▶ [Task statement]: Without the pictures, write out all the lines below exactly as they appear.

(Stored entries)
** BEGIN **
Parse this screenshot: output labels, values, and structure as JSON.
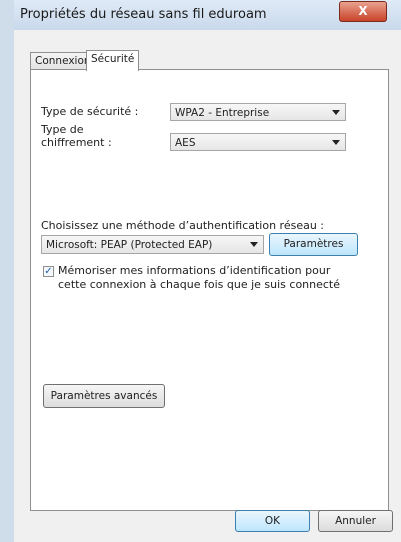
{
  "window": {
    "title": "Propriétés du réseau sans fil eduroam",
    "close_label": "X"
  },
  "tabs": [
    {
      "label": "Connexion"
    },
    {
      "label": "Sécurité"
    }
  ],
  "security": {
    "type_label": "Type de sécurité :",
    "type_value": "WPA2 - Entreprise",
    "encryption_label_line1": "Type de",
    "encryption_label_line2": "chiffrement :",
    "encryption_value": "AES"
  },
  "auth": {
    "method_label": "Choisissez une méthode d’authentification réseau :",
    "method_value": "Microsoft: PEAP (Protected EAP)",
    "settings_button": "Paramètres",
    "remember_checked": true,
    "remember_line1": "Mémoriser mes informations d’identification pour",
    "remember_line2": "cette connexion à chaque fois que je suis connecté"
  },
  "advanced_button": "Paramètres avancés",
  "footer": {
    "ok": "OK",
    "cancel": "Annuler"
  }
}
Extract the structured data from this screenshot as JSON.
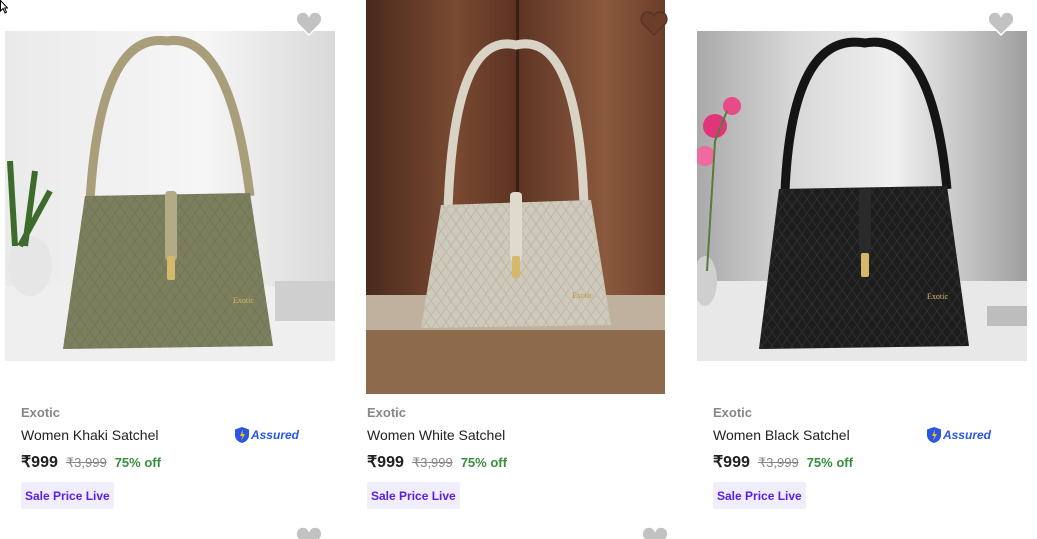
** END **
▶ [Result of the exercise]:
Parse this screenshot: output labels, values, and structure as JSON.
{
  "window": {
    "title": "Propriétés du réseau sans fil eduroam",
    "close_label": "X"
  },
  "tabs": [
    {
      "label": "Connexion"
    },
    {
      "label": "Sécurité"
    }
  ],
  "security": {
    "type_label": "Type de sécurité :",
    "type_value": "WPA2 - Entreprise",
    "encryption_label_line1": "Type de",
    "encryption_label_line2": "chiffrement :",
    "encryption_value": "AES"
  },
  "auth": {
    "method_label": "Choisissez une méthode d’authentification réseau :",
    "method_value": "Microsoft: PEAP (Protected EAP)",
    "settings_button": "Paramètres",
    "remember_checked": true,
    "remember_line1": "Mémoriser mes informations d’identification pour",
    "remember_line2": "cette connexion à chaque fois que je suis connecté"
  },
  "advanced_button": "Paramètres avancés",
  "footer": {
    "ok": "OK",
    "cancel": "Annuler"
  }
}
Extract the structured data from this screenshot as JSON.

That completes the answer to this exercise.